* Stored rows *
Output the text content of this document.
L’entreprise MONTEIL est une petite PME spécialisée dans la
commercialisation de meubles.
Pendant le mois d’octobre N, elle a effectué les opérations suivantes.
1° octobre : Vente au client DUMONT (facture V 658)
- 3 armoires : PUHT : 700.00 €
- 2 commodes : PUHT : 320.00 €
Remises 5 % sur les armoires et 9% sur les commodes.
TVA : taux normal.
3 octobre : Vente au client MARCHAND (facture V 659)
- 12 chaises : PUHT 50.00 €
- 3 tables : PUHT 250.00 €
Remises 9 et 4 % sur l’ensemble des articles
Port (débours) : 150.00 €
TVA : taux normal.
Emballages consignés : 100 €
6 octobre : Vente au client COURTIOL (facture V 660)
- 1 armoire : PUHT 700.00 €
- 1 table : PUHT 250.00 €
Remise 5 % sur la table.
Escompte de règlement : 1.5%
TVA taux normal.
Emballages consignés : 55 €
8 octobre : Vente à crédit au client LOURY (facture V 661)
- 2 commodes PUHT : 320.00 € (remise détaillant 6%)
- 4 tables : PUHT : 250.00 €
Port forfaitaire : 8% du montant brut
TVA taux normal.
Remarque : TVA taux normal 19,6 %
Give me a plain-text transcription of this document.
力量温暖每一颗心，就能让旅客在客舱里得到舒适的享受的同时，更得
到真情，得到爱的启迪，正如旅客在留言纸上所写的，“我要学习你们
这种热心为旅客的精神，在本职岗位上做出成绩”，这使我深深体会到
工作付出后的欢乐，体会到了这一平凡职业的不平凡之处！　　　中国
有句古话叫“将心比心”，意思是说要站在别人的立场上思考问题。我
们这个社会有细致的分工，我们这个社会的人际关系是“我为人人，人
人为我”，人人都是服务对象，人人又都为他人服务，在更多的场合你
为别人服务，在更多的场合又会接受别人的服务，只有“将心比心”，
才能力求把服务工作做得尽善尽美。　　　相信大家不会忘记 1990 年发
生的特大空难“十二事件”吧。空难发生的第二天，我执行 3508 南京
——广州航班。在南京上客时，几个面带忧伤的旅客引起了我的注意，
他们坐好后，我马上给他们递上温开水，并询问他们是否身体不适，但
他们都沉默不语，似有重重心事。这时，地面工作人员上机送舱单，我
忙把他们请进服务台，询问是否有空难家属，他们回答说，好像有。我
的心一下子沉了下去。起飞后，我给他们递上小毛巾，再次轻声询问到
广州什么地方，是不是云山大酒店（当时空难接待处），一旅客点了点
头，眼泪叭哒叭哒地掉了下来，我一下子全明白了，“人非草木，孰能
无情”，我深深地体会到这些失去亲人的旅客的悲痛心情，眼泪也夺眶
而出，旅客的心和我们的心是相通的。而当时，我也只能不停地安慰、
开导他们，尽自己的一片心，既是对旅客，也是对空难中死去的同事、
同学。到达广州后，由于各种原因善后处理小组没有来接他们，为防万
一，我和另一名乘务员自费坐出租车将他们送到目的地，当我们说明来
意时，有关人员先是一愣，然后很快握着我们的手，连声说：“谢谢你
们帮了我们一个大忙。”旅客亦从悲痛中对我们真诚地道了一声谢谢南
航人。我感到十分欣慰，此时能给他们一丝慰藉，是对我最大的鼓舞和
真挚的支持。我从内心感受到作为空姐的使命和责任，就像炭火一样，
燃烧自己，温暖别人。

* Task directions *
What is the number of lines in the data that hold the string "document"? Answer with the number only.

* Solution to this problem *
2